----- Input records -----

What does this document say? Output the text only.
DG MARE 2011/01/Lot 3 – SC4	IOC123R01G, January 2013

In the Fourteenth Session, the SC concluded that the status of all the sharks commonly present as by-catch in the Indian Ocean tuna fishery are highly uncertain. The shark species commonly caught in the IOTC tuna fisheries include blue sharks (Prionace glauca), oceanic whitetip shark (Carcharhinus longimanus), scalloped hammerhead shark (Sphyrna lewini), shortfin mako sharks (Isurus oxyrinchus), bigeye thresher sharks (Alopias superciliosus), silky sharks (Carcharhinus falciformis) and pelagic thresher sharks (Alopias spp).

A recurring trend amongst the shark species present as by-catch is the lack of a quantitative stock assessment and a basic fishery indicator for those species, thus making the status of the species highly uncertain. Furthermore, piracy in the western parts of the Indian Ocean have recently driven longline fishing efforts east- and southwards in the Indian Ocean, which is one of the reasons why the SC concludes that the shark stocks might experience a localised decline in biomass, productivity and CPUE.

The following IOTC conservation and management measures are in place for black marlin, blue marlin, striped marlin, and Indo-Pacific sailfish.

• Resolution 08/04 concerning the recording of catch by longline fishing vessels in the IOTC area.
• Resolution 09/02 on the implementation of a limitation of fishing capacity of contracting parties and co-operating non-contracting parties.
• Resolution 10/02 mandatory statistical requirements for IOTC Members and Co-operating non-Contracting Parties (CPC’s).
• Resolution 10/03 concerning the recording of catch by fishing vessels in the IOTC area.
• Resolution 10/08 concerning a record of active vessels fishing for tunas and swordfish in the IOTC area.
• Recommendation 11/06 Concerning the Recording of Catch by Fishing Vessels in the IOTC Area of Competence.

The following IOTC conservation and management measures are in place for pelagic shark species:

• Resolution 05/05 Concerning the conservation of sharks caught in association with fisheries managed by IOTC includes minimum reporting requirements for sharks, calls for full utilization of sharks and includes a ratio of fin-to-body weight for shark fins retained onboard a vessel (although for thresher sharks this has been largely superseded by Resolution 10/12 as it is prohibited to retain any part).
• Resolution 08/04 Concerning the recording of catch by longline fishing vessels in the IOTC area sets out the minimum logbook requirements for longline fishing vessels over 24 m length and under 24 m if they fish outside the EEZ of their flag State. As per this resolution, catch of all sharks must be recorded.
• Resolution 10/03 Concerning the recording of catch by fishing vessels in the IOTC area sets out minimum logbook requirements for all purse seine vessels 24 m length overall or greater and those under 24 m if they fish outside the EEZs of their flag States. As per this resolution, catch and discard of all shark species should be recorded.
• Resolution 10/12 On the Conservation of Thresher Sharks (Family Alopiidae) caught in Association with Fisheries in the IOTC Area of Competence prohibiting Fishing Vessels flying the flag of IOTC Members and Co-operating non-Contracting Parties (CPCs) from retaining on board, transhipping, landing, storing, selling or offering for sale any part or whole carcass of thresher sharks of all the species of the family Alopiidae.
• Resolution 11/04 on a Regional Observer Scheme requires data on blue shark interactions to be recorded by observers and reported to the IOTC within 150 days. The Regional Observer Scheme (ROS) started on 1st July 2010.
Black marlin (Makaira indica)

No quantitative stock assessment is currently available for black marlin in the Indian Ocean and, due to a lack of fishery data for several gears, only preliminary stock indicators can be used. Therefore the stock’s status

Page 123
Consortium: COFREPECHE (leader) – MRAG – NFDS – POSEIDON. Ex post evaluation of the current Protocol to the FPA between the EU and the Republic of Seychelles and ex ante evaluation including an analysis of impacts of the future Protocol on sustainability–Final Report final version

-----

* _Task_
Using the records above, list each line that includes "data".

* _Worked solution_
• Resolution 11/04 on a Regional Observer Scheme requires data on blue shark interactions to be recorded by observers and reported to the IOTC within 150 days. The Regional Observer Scheme (ROS) started on 1st July 2010.
No quantitative stock assessment is currently available for black marlin in the Indian Ocean and, due to a lack of fishery data for several gears, only preliminary stock indicators can be used. Therefore the stock’s status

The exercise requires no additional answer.